▶ _OBJECTIVE_:
Copy out all of the material exactly as presented.

+ + +

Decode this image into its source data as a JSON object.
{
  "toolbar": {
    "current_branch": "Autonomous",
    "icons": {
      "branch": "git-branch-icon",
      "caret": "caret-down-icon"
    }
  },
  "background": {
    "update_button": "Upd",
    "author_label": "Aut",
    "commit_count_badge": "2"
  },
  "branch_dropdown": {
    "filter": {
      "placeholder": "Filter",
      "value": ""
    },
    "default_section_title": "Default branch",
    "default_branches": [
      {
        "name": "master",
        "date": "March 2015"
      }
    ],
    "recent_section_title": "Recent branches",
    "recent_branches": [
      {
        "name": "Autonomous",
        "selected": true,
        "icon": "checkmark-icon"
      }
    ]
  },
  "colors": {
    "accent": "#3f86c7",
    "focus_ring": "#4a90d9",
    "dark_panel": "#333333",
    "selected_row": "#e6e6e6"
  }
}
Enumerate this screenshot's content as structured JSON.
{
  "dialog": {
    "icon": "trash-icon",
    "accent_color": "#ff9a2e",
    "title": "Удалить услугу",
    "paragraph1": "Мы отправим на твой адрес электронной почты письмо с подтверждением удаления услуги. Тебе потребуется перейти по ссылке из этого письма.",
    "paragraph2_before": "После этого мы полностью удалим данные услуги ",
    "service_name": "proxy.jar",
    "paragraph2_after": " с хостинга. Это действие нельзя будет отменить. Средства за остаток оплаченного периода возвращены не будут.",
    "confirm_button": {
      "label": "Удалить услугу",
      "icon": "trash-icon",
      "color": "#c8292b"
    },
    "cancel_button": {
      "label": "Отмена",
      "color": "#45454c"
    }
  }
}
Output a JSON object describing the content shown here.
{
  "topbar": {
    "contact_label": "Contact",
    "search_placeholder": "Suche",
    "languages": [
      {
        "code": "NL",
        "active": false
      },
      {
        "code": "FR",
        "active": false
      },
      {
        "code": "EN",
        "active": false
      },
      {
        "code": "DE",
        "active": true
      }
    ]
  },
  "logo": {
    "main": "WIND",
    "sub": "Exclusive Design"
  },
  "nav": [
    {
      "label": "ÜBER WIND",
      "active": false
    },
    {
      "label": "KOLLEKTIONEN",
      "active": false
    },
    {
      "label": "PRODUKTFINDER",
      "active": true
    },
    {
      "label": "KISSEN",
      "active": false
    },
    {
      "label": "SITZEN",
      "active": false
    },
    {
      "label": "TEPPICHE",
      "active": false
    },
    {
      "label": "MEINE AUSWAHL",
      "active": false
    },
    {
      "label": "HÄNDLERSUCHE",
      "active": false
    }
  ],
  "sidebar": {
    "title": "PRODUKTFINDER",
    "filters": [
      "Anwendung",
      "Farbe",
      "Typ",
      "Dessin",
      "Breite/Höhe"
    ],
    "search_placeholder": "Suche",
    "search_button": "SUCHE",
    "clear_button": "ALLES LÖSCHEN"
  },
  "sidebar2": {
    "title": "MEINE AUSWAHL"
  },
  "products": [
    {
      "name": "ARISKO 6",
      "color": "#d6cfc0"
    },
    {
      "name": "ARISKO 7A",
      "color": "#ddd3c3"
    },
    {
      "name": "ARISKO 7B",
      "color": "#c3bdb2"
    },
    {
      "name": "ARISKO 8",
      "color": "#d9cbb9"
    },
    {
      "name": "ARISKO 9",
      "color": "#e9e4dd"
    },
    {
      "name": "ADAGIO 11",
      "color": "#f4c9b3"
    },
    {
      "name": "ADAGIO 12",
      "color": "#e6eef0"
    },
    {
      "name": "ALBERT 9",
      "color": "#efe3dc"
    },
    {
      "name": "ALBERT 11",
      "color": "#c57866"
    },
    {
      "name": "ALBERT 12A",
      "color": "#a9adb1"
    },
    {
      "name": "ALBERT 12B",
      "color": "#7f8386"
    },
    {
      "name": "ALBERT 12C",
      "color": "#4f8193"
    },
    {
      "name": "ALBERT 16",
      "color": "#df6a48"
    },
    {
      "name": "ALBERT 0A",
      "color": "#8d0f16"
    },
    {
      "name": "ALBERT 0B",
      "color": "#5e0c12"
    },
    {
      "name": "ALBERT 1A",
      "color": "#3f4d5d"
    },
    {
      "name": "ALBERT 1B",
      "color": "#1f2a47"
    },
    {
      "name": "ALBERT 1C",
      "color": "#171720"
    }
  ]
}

+ + +

▶ _EXERCISE RESULT_:
Decode this image into its source data as a JSON object.
{
  "toolbar": {
    "current_branch": "Autonomous",
    "icons": {
      "branch": "git-branch-icon",
      "caret": "caret-down-icon"
    }
  },
  "background": {
    "update_button": "Upd",
    "author_label": "Aut",
    "commit_count_badge": "2"
  },
  "branch_dropdown": {
    "filter": {
      "placeholder": "Filter",
      "value": ""
    },
    "default_section_title": "Default branch",
    "default_branches": [
      {
        "name": "master",
        "date": "March 2015"
      }
    ],
    "recent_section_title": "Recent branches",
    "recent_branches": [
      {
        "name": "Autonomous",
        "selected": true,
        "icon": "checkmark-icon"
      }
    ]
  },
  "colors": {
    "accent": "#3f86c7",
    "focus_ring": "#4a90d9",
    "dark_panel": "#333333",
    "selected_row": "#e6e6e6"
  }
}
Enumerate this screenshot's content as structured JSON.
{
  "dialog": {
    "icon": "trash-icon",
    "accent_color": "#ff9a2e",
    "title": "Удалить услугу",
    "paragraph1": "Мы отправим на твой адрес электронной почты письмо с подтверждением удаления услуги. Тебе потребуется перейти по ссылке из этого письма.",
    "paragraph2_before": "После этого мы полностью удалим данные услуги ",
    "service_name": "proxy.jar",
    "paragraph2_after": " с хостинга. Это действие нельзя будет отменить. Средства за остаток оплаченного периода возвращены не будут.",
    "confirm_button": {
      "label": "Удалить услугу",
      "icon": "trash-icon",
      "color": "#c8292b"
    },
    "cancel_button": {
      "label": "Отмена",
      "color": "#45454c"
    }
  }
}
Output a JSON object describing the content shown here.
{
  "topbar": {
    "contact_label": "Contact",
    "search_placeholder": "Suche",
    "languages": [
      {
        "code": "NL",
        "active": false
      },
      {
        "code": "FR",
        "active": false
      },
      {
        "code": "EN",
        "active": false
      },
      {
        "code": "DE",
        "active": true
      }
    ]
  },
  "logo": {
    "main": "WIND",
    "sub": "Exclusive Design"
  },
  "nav": [
    {
      "label": "ÜBER WIND",
      "active": false
    },
    {
      "label": "KOLLEKTIONEN",
      "active": false
    },
    {
      "label": "PRODUKTFINDER",
      "active": true
    },
    {
      "label": "KISSEN",
      "active": false
    },
    {
      "label": "SITZEN",
      "active": false
    },
    {
      "label": "TEPPICHE",
      "active": false
    },
    {
      "label": "MEINE AUSWAHL",
      "active": false
    },
    {
      "label": "HÄNDLERSUCHE",
      "active": false
    }
  ],
  "sidebar": {
    "title": "PRODUKTFINDER",
    "filters": [
      "Anwendung",
      "Farbe",
      "Typ",
      "Dessin",
      "Breite/Höhe"
    ],
    "search_placeholder": "Suche",
    "search_button": "SUCHE",
    "clear_button": "ALLES LÖSCHEN"
  },
  "sidebar2": {
    "title": "MEINE AUSWAHL"
  },
  "products": [
    {
      "name": "ARISKO 6",
      "color": "#d6cfc0"
    },
    {
      "name": "ARISKO 7A",
      "color": "#ddd3c3"
    },
    {
      "name": "ARISKO 7B",
      "color": "#c3bdb2"
    },
    {
      "name": "ARISKO 8",
      "color": "#d9cbb9"
    },
    {
      "name": "ARISKO 9",
      "color": "#e9e4dd"
    },
    {
      "name": "ADAGIO 11",
      "color": "#f4c9b3"
    },
    {
      "name": "ADAGIO 12",
      "color": "#e6eef0"
    },
    {
      "name": "ALBERT 9",
      "color": "#efe3dc"
    },
    {
      "name": "ALBERT 11",
      "color": "#c57866"
    },
    {
      "name": "ALBERT 12A",
      "color": "#a9adb1"
    },
    {
      "name": "ALBERT 12B",
      "color": "#7f8386"
    },
    {
      "name": "ALBERT 12C",
      "color": "#4f8193"
    },
    {
      "name": "ALBERT 16",
      "color": "#df6a48"
    },
    {
      "name": "ALBERT 0A",
      "color": "#8d0f16"
    },
    {
      "name": "ALBERT 0B",
      "color": "#5e0c12"
    },
    {
      "name": "ALBERT 1A",
      "color": "#3f4d5d"
    },
    {
      "name": "ALBERT 1B",
      "color": "#1f2a47"
    },
    {
      "name": "ALBERT 1C",
      "color": "#171720"
    }
  ]
}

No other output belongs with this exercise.